- Given exercise: Copy out each line of the material below with no changes.

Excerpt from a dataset

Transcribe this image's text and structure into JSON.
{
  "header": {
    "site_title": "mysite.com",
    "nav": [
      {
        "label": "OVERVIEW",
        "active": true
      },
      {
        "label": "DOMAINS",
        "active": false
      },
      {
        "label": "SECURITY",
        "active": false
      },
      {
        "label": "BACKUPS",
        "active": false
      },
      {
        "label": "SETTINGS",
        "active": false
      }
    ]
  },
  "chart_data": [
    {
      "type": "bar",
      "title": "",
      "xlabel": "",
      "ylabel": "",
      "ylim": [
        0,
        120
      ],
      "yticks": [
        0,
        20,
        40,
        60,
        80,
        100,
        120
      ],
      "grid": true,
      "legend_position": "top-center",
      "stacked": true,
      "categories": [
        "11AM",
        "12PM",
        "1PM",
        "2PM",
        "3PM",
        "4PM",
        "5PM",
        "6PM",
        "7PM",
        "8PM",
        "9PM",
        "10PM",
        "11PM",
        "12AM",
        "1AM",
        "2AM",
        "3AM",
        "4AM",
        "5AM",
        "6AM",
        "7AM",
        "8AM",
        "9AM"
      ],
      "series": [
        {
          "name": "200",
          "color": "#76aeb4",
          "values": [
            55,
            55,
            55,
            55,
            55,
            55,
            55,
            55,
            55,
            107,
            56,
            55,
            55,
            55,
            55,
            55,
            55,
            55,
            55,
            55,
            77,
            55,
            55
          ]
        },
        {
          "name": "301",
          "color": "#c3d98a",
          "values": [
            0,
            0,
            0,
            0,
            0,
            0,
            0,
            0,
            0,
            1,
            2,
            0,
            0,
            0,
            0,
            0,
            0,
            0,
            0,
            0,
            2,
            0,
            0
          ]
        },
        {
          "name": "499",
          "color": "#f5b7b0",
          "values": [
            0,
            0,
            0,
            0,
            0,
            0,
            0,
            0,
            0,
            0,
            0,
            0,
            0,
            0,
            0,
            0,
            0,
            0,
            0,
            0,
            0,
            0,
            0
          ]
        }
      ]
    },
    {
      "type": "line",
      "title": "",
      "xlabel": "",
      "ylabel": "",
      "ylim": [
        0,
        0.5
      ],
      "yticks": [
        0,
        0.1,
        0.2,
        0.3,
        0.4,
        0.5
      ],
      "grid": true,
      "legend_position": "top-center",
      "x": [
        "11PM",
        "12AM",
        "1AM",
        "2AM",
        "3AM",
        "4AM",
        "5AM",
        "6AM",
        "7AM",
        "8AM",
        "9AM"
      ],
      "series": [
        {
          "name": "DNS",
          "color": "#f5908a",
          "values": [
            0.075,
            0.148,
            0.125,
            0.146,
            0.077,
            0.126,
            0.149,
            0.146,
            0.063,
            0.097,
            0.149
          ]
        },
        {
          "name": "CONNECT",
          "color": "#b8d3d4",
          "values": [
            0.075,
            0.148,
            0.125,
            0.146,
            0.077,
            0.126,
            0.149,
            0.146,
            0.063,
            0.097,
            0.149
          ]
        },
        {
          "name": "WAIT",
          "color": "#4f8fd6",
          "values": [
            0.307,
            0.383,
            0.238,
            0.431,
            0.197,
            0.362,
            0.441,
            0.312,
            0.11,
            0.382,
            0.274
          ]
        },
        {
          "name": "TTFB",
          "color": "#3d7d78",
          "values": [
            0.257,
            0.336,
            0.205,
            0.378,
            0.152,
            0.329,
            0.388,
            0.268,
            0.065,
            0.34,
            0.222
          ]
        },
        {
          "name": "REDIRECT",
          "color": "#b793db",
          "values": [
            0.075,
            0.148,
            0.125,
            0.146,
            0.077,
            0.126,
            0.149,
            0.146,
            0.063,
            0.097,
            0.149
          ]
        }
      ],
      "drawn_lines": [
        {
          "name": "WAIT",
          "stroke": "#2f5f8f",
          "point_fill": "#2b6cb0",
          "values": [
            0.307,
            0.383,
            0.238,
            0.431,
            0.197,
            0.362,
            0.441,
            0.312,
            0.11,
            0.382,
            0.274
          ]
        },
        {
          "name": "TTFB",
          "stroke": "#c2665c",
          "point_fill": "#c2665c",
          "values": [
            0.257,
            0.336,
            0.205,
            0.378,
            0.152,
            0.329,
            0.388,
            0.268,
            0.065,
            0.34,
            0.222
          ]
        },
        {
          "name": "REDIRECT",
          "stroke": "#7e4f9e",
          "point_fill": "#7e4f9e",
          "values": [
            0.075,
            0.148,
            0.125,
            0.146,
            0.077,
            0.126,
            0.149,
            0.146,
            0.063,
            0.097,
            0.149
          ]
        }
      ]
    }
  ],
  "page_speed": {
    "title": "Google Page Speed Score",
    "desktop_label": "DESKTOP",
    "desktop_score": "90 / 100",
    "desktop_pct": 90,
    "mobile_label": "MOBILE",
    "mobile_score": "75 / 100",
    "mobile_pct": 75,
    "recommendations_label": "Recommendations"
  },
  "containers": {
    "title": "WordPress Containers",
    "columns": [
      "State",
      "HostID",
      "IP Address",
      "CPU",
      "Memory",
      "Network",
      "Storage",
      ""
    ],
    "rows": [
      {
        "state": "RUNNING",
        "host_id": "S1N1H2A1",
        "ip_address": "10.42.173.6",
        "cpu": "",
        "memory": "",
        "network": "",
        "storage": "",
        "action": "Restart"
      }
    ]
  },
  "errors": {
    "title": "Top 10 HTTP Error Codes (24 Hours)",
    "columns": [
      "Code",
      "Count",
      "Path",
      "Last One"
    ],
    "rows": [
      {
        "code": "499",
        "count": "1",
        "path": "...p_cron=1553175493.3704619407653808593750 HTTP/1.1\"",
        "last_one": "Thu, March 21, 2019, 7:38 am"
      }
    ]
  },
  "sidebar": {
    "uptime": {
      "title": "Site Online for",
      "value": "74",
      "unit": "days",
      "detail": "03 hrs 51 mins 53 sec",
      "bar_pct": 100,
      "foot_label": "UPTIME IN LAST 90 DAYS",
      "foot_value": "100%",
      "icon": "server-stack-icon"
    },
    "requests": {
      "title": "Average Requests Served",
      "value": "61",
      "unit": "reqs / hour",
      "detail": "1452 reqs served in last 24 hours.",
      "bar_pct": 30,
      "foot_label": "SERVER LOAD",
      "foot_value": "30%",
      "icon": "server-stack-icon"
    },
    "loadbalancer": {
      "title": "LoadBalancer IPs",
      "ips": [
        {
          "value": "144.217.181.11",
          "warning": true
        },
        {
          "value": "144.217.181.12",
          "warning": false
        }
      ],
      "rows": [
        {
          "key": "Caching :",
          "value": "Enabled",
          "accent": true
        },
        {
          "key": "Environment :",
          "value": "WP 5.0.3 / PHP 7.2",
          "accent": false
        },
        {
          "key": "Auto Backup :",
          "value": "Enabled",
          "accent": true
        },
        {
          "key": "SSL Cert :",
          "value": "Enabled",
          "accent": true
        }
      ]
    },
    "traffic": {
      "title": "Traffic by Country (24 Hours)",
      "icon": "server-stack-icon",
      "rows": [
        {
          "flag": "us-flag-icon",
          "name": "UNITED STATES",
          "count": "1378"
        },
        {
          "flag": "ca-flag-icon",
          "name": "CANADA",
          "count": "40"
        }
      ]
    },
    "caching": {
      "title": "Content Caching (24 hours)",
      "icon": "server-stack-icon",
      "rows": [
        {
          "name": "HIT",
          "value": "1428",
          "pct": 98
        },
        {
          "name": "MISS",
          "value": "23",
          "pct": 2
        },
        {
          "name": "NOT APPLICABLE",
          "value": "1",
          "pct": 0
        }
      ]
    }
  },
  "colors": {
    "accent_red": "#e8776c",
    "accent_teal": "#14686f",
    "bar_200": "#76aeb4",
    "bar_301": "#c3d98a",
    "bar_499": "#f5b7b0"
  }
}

- Final result:
Transcribe this image's text and structure into JSON.
{
  "header": {
    "site_title": "mysite.com",
    "nav": [
      {
        "label": "OVERVIEW",
        "active": true
      },
      {
        "label": "DOMAINS",
        "active": false
      },
      {
        "label": "SECURITY",
        "active": false
      },
      {
        "label": "BACKUPS",
        "active": false
      },
      {
        "label": "SETTINGS",
        "active": false
      }
    ]
  },
  "chart_data": [
    {
      "type": "bar",
      "title": "",
      "xlabel": "",
      "ylabel": "",
      "ylim": [
        0,
        120
      ],
      "yticks": [
        0,
        20,
        40,
        60,
        80,
        100,
        120
      ],
      "grid": true,
      "legend_position": "top-center",
      "stacked": true,
      "categories": [
        "11AM",
        "12PM",
        "1PM",
        "2PM",
        "3PM",
        "4PM",
        "5PM",
        "6PM",
        "7PM",
        "8PM",
        "9PM",
        "10PM",
        "11PM",
        "12AM",
        "1AM",
        "2AM",
        "3AM",
        "4AM",
        "5AM",
        "6AM",
        "7AM",
        "8AM",
        "9AM"
      ],
      "series": [
        {
          "name": "200",
          "color": "#76aeb4",
          "values": [
            55,
            55,
            55,
            55,
            55,
            55,
            55,
            55,
            55,
            107,
            56,
            55,
            55,
            55,
            55,
            55,
            55,
            55,
            55,
            55,
            77,
            55,
            55
          ]
        },
        {
          "name": "301",
          "color": "#c3d98a",
          "values": [
            0,
            0,
            0,
            0,
            0,
            0,
            0,
            0,
            0,
            1,
            2,
            0,
            0,
            0,
            0,
            0,
            0,
            0,
            0,
            0,
            2,
            0,
            0
          ]
        },
        {
          "name": "499",
          "color": "#f5b7b0",
          "values": [
            0,
            0,
            0,
            0,
            0,
            0,
            0,
            0,
            0,
            0,
            0,
            0,
            0,
            0,
            0,
            0,
            0,
            0,
            0,
            0,
            0,
            0,
            0
          ]
        }
      ]
    },
    {
      "type": "line",
      "title": "",
      "xlabel": "",
      "ylabel": "",
      "ylim": [
        0,
        0.5
      ],
      "yticks": [
        0,
        0.1,
        0.2,
        0.3,
        0.4,
        0.5
      ],
      "grid": true,
      "legend_position": "top-center",
      "x": [
        "11PM",
        "12AM",
        "1AM",
        "2AM",
        "3AM",
        "4AM",
        "5AM",
        "6AM",
        "7AM",
        "8AM",
        "9AM"
      ],
      "series": [
        {
          "name": "DNS",
          "color": "#f5908a",
          "values": [
            0.075,
            0.148,
            0.125,
            0.146,
            0.077,
            0.126,
            0.149,
            0.146,
            0.063,
            0.097,
            0.149
          ]
        },
        {
          "name": "CONNECT",
          "color": "#b8d3d4",
          "values": [
            0.075,
            0.148,
            0.125,
            0.146,
            0.077,
            0.126,
            0.149,
            0.146,
            0.063,
            0.097,
            0.149
          ]
        },
        {
          "name": "WAIT",
          "color": "#4f8fd6",
          "values": [
            0.307,
            0.383,
            0.238,
            0.431,
            0.197,
            0.362,
            0.441,
            0.312,
            0.11,
            0.382,
            0.274
          ]
        },
        {
          "name": "TTFB",
          "color": "#3d7d78",
          "values": [
            0.257,
            0.336,
            0.205,
            0.378,
            0.152,
            0.329,
            0.388,
            0.268,
            0.065,
            0.34,
            0.222
          ]
        },
        {
          "name": "REDIRECT",
          "color": "#b793db",
          "values": [
            0.075,
            0.148,
            0.125,
            0.146,
            0.077,
            0.126,
            0.149,
            0.146,
            0.063,
            0.097,
            0.149
          ]
        }
      ],
      "drawn_lines": [
        {
          "name": "WAIT",
          "stroke": "#2f5f8f",
          "point_fill": "#2b6cb0",
          "values": [
            0.307,
            0.383,
            0.238,
            0.431,
            0.197,
            0.362,
            0.441,
            0.312,
            0.11,
            0.382,
            0.274
          ]
        },
        {
          "name": "TTFB",
          "stroke": "#c2665c",
          "point_fill": "#c2665c",
          "values": [
            0.257,
            0.336,
            0.205,
            0.378,
            0.152,
            0.329,
            0.388,
            0.268,
            0.065,
            0.34,
            0.222
          ]
        },
        {
          "name": "REDIRECT",
          "stroke": "#7e4f9e",
          "point_fill": "#7e4f9e",
          "values": [
            0.075,
            0.148,
            0.125,
            0.146,
            0.077,
            0.126,
            0.149,
            0.146,
            0.063,
            0.097,
            0.149
          ]
        }
      ]
    }
  ],
  "page_speed": {
    "title": "Google Page Speed Score",
    "desktop_label": "DESKTOP",
    "desktop_score": "90 / 100",
    "desktop_pct": 90,
    "mobile_label": "MOBILE",
    "mobile_score": "75 / 100",
    "mobile_pct": 75,
    "recommendations_label": "Recommendations"
  },
  "containers": {
    "title": "WordPress Containers",
    "columns": [
      "State",
      "HostID",
      "IP Address",
      "CPU",
      "Memory",
      "Network",
      "Storage",
      ""
    ],
    "rows": [
      {
        "state": "RUNNING",
        "host_id": "S1N1H2A1",
        "ip_address": "10.42.173.6",
        "cpu": "",
        "memory": "",
        "network": "",
        "storage": "",
        "action": "Restart"
      }
    ]
  },
  "errors": {
    "title": "Top 10 HTTP Error Codes (24 Hours)",
    "columns": [
      "Code",
      "Count",
      "Path",
      "Last One"
    ],
    "rows": [
      {
        "code": "499",
        "count": "1",
        "path": "...p_cron=1553175493.3704619407653808593750 HTTP/1.1\"",
        "last_one": "Thu, March 21, 2019, 7:38 am"
      }
    ]
  },
  "sidebar": {
    "uptime": {
      "title": "Site Online for",
      "value": "74",
      "unit": "days",
      "detail": "03 hrs 51 mins 53 sec",
      "bar_pct": 100,
      "foot_label": "UPTIME IN LAST 90 DAYS",
      "foot_value": "100%",
      "icon": "server-stack-icon"
    },
    "requests": {
      "title": "Average Requests Served",
      "value": "61",
      "unit": "reqs / hour",
      "detail": "1452 reqs served in last 24 hours.",
      "bar_pct": 30,
      "foot_label": "SERVER LOAD",
      "foot_value": "30%",
      "icon": "server-stack-icon"
    },
    "loadbalancer": {
      "title": "LoadBalancer IPs",
      "ips": [
        {
          "value": "144.217.181.11",
          "warning": true
        },
        {
          "value": "144.217.181.12",
          "warning": false
        }
      ],
      "rows": [
        {
          "key": "Caching :",
          "value": "Enabled",
          "accent": true
        },
        {
          "key": "Environment :",
          "value": "WP 5.0.3 / PHP 7.2",
          "accent": false
        },
        {
          "key": "Auto Backup :",
          "value": "Enabled",
          "accent": true
        },
        {
          "key": "SSL Cert :",
          "value": "Enabled",
          "accent": true
        }
      ]
    },
    "traffic": {
      "title": "Traffic by Country (24 Hours)",
      "icon": "server-stack-icon",
      "rows": [
        {
          "flag": "us-flag-icon",
          "name": "UNITED STATES",
          "count": "1378"
        },
        {
          "flag": "ca-flag-icon",
          "name": "CANADA",
          "count": "40"
        }
      ]
    },
    "caching": {
      "title": "Content Caching (24 hours)",
      "icon": "server-stack-icon",
      "rows": [
        {
          "name": "HIT",
          "value": "1428",
          "pct": 98
        },
        {
          "name": "MISS",
          "value": "23",
          "pct": 2
        },
        {
          "name": "NOT APPLICABLE",
          "value": "1",
          "pct": 0
        }
      ]
    }
  },
  "colors": {
    "accent_red": "#e8776c",
    "accent_teal": "#14686f",
    "bar_200": "#76aeb4",
    "bar_301": "#c3d98a",
    "bar_499": "#f5b7b0"
  }
}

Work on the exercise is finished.